[Records for the exercise]:
• • • • •

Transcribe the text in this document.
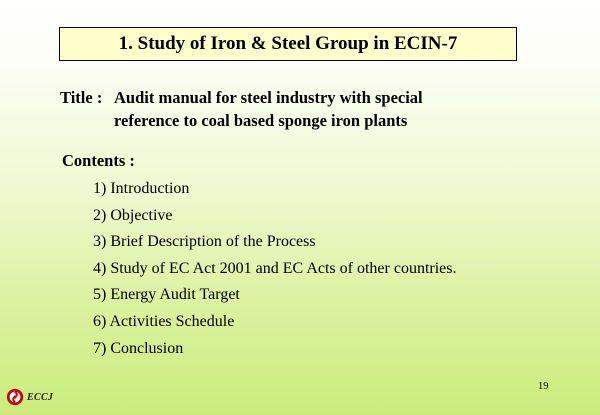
1. Study of Iron & Steel Group in ECIN-7
Title : Audit manual for steel industry with special
reference to coal based sponge iron plants
Contents :
1) Introduction
2) Objective
3) Brief Description of the Process
4) Study of EC Act 2001 and EC Acts of other countries.
5) Energy Audit Target
6) Activities Schedule
7) Conclusion
19
ECCJ
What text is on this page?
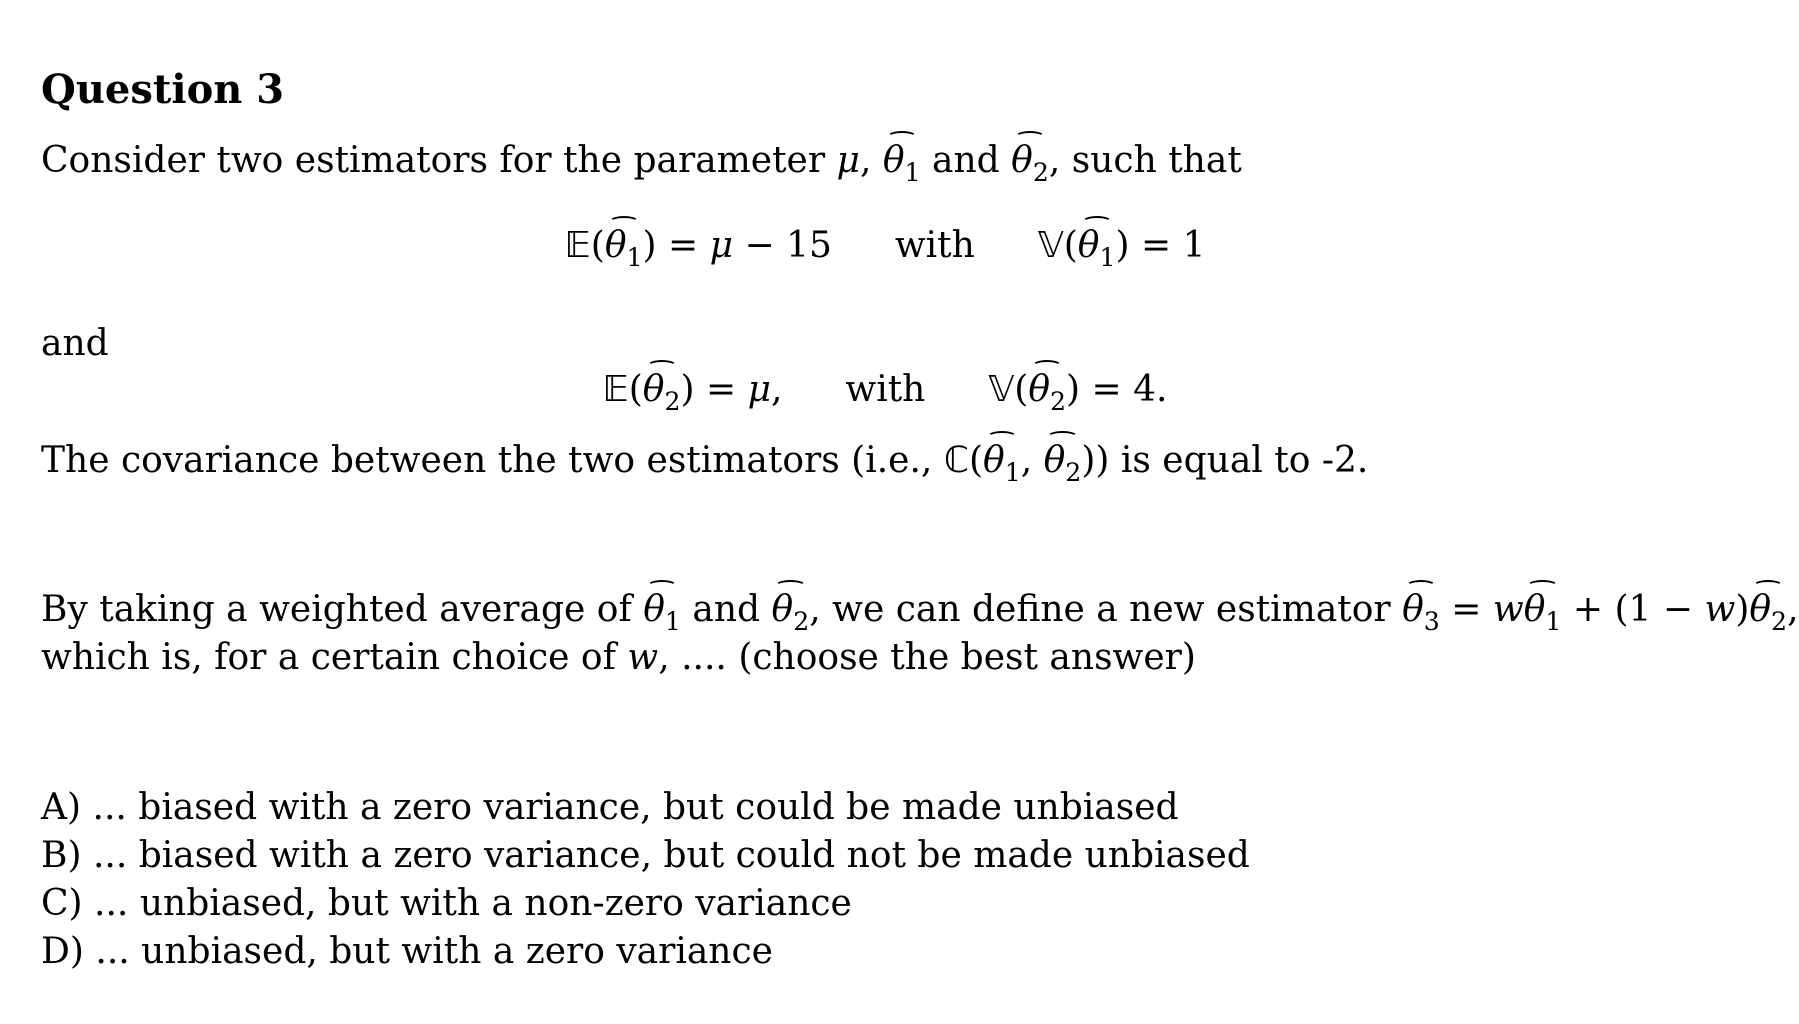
Question 3
Consider two estimators for the parameter μ, $\theta_1$ and $\theta_2$, such that
$𝔼(\theta_1) = \mu - 15$  with $𝕍(\theta_1) = 1$
and
$𝔼(\theta_2) = \mu$,  with $𝕍(\theta_2) = 4$.
The covariance between the two estimators (i.e., $ℂ(\theta_1$, $\theta_2$)) is equal to -2.
By taking a weighted average of $\theta_1$ and $\theta_2$, we can define a new estimator $\theta_3 = w\theta_1 + (1 - w)\theta_2$,
which is, for a certain choice of w, .... (choose the best answer)
A) ... biased with a zero variance, but could be made unbiased
B) ... biased with a zero variance, but could not be made unbiased
C) ... unbiased, but with a non-zero variance
D) ... unbiased, but with a zero variance
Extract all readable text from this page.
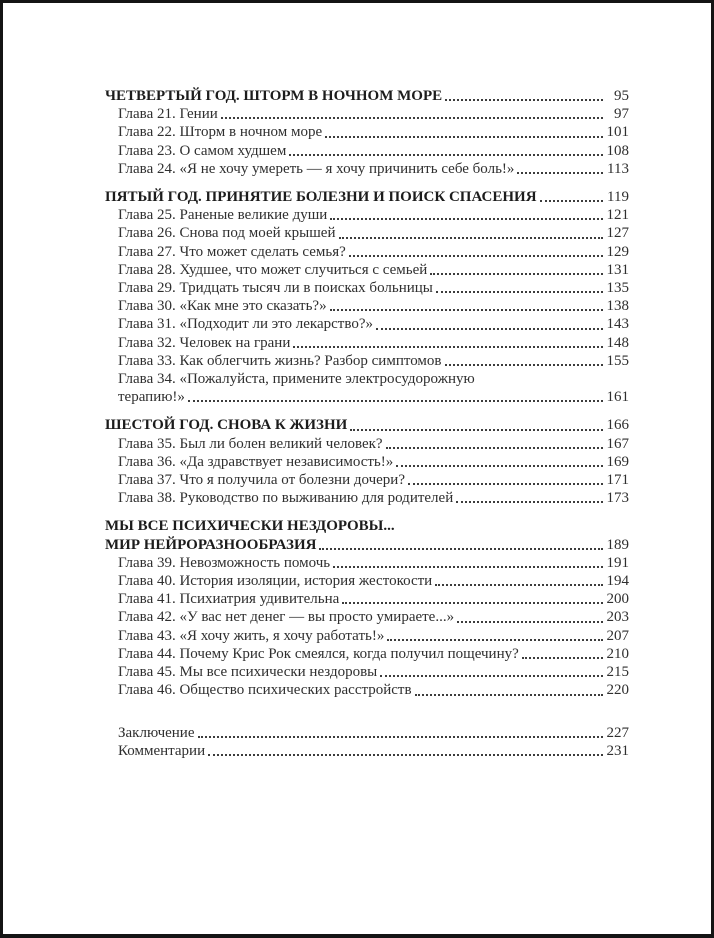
ЧЕТВЕРТЫЙ ГОД. ШТОРМ В НОЧНОМ МОРЕ	95
Глава 21. Гении	97
Глава 22. Шторм в ночном море	101
Глава 23. О самом худшем	108
Глава 24. «Я не хочу умереть — я хочу причинить себе боль!»	113
ПЯТЫЙ ГОД. ПРИНЯТИЕ БОЛЕЗНИ И ПОИСК СПАСЕНИЯ	119
Глава 25. Раненые великие души	121
Глава 26. Снова под моей крышей	127
Глава 27. Что может сделать семья?	129
Глава 28. Худшее, что может случиться с семьей	131
Глава 29. Тридцать тысяч ли в поисках больницы	135
Глава 30. «Как мне это сказать?»	138
Глава 31. «Подходит ли это лекарство?»	143
Глава 32. Человек на грани	148
Глава 33. Как облегчить жизнь? Разбор симптомов	155
Глава 34. «Пожалуйста, примените электросудорожную
терапию!»	161
ШЕСТОЙ ГОД. СНОВА К ЖИЗНИ	166
Глава 35. Был ли болен великий человек?	167
Глава 36. «Да здравствует независимость!»	169
Глава 37. Что я получила от болезни дочери?	171
Глава 38. Руководство по выживанию для родителей	173
МЫ ВСЕ ПСИХИЧЕСКИ НЕЗДОРОВЫ...
МИР НЕЙРОРАЗНООБРАЗИЯ	189
Глава 39. Невозможность помочь	191
Глава 40. История изоляции, история жестокости	194
Глава 41. Психиатрия удивительна	200
Глава 42. «У вас нет денег — вы просто умираете...»	203
Глава 43. «Я хочу жить, я хочу работать!»	207
Глава 44. Почему Крис Рок смеялся, когда получил пощечину?	210
Глава 45. Мы все психически нездоровы	215
Глава 46. Общество психических расстройств	220
Заключение	227
Комментарии	231
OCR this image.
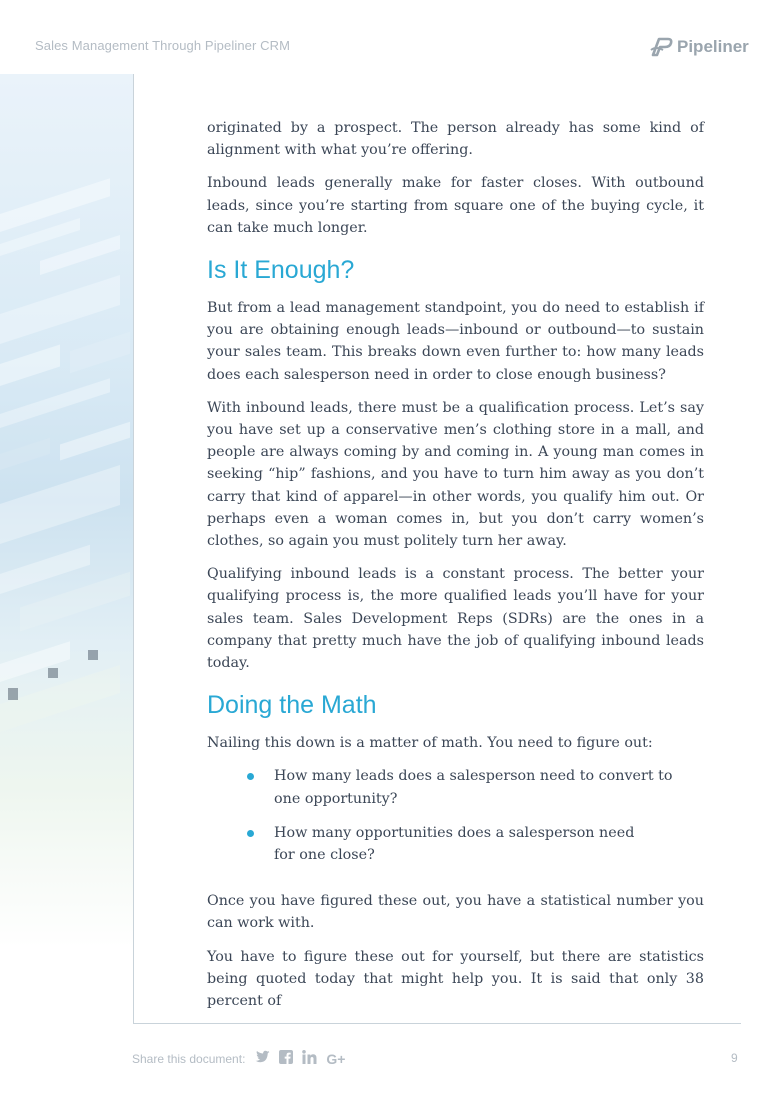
Sales Management Through Pipeliner CRM	Pipeliner

originated by a prospect. The person already has some kind of alignment with what you’re offering.

Inbound leads generally make for faster closes. With outbound leads, since you’re starting from square one of the buying cycle, it can take much longer.

Is It Enough?

But from a lead management standpoint, you do need to establish if you are obtaining enough leads—inbound or outbound—to sustain your sales team. This breaks down even further to: how many leads does each salesperson need in order to close enough business?

With inbound leads, there must be a qualification process. Let’s say you have set up a conservative men’s clothing store in a mall, and people are always coming by and coming in. A young man comes in seeking “hip” fashions, and you have to turn him away as you don’t carry that kind of apparel—in other words, you qualify him out. Or perhaps even a woman comes in, but you don’t carry women’s clothes, so again you must politely turn her away.

Qualifying inbound leads is a constant process. The better your qualifying process is, the more qualified leads you’ll have for your sales team. Sales Development Reps (SDRs) are the ones in a company that pretty much have the job of qualifying inbound leads today.

Doing the Math

Nailing this down is a matter of math. You need to figure out:

How many leads does a salesperson need to convert to
one opportunity?
How many opportunities does a salesperson need
for one close?

Once you have figured these out, you have a statistical number you can work with.

You have to figure these out for yourself, but there are statistics being quoted today that might help you. It is said that only 38 percent of

Share this document:	G+	9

• • • • •

Copy the listing over exactly, skipping the pictures it holds.

Transcribe the text in this document.
1. Study of Iron & Steel Group in ECIN-7
Title : Audit manual for steel industry with special
reference to coal based sponge iron plants
Contents :
1) Introduction
2) Objective
3) Brief Description of the Process
4) Study of EC Act 2001 and EC Acts of other countries.
5) Energy Audit Target
6) Activities Schedule
7) Conclusion
19
ECCJ
What text is on this page?
Question 3
Consider two estimators for the parameter μ, $\theta_1$ and $\theta_2$, such that
$𝔼(\theta_1) = \mu - 15$  with $𝕍(\theta_1) = 1$
and
$𝔼(\theta_2) = \mu$,  with $𝕍(\theta_2) = 4$.
The covariance between the two estimators (i.e., $ℂ(\theta_1$, $\theta_2$)) is equal to -2.
By taking a weighted average of $\theta_1$ and $\theta_2$, we can define a new estimator $\theta_3 = w\theta_1 + (1 - w)\theta_2$,
which is, for a certain choice of w, .... (choose the best answer)
A) ... biased with a zero variance, but could be made unbiased
B) ... biased with a zero variance, but could not be made unbiased
C) ... unbiased, but with a non-zero variance
D) ... unbiased, but with a zero variance
Extract all readable text from this page.
ЧЕТВЕРТЫЙ ГОД. ШТОРМ В НОЧНОМ МОРЕ	95
Глава 21. Гении	97
Глава 22. Шторм в ночном море	101
Глава 23. О самом худшем	108
Глава 24. «Я не хочу умереть — я хочу причинить себе боль!»	113
ПЯТЫЙ ГОД. ПРИНЯТИЕ БОЛЕЗНИ И ПОИСК СПАСЕНИЯ	119
Глава 25. Раненые великие души	121
Глава 26. Снова под моей крышей	127
Глава 27. Что может сделать семья?	129
Глава 28. Худшее, что может случиться с семьей	131
Глава 29. Тридцать тысяч ли в поисках больницы	135
Глава 30. «Как мне это сказать?»	138
Глава 31. «Подходит ли это лекарство?»	143
Глава 32. Человек на грани	148
Глава 33. Как облегчить жизнь? Разбор симптомов	155
Глава 34. «Пожалуйста, примените электросудорожную
терапию!»	161
ШЕСТОЙ ГОД. СНОВА К ЖИЗНИ	166
Глава 35. Был ли болен великий человек?	167
Глава 36. «Да здравствует независимость!»	169
Глава 37. Что я получила от болезни дочери?	171
Глава 38. Руководство по выживанию для родителей	173
МЫ ВСЕ ПСИХИЧЕСКИ НЕЗДОРОВЫ...
МИР НЕЙРОРАЗНООБРАЗИЯ	189
Глава 39. Невозможность помочь	191
Глава 40. История изоляции, история жестокости	194
Глава 41. Психиатрия удивительна	200
Глава 42. «У вас нет денег — вы просто умираете...»	203
Глава 43. «Я хочу жить, я хочу работать!»	207
Глава 44. Почему Крис Рок смеялся, когда получил пощечину?	210
Глава 45. Мы все психически нездоровы	215
Глава 46. Общество психических расстройств	220
Заключение	227
Комментарии	231
OCR this image.
Sales Management Through Pipeliner CRM	Pipeliner

originated by a prospect. The person already has some kind of alignment with what you’re offering.

Inbound leads generally make for faster closes. With outbound leads, since you’re starting from square one of the buying cycle, it can take much longer.

Is It Enough?

But from a lead management standpoint, you do need to establish if you are obtaining enough leads—inbound or outbound—to sustain your sales team. This breaks down even further to: how many leads does each salesperson need in order to close enough business?

With inbound leads, there must be a qualification process. Let’s say you have set up a conservative men’s clothing store in a mall, and people are always coming by and coming in. A young man comes in seeking “hip” fashions, and you have to turn him away as you don’t carry that kind of apparel—in other words, you qualify him out. Or perhaps even a woman comes in, but you don’t carry women’s clothes, so again you must politely turn her away.

Qualifying inbound leads is a constant process. The better your qualifying process is, the more qualified leads you’ll have for your sales team. Sales Development Reps (SDRs) are the ones in a company that pretty much have the job of qualifying inbound leads today.

Doing the Math

Nailing this down is a matter of math. You need to figure out:

How many leads does a salesperson need to convert to
one opportunity?
How many opportunities does a salesperson need
for one close?

Once you have figured these out, you have a statistical number you can work with.

You have to figure these out for yourself, but there are statistics being quoted today that might help you. It is said that only 38 percent of

Share this document:	G+	9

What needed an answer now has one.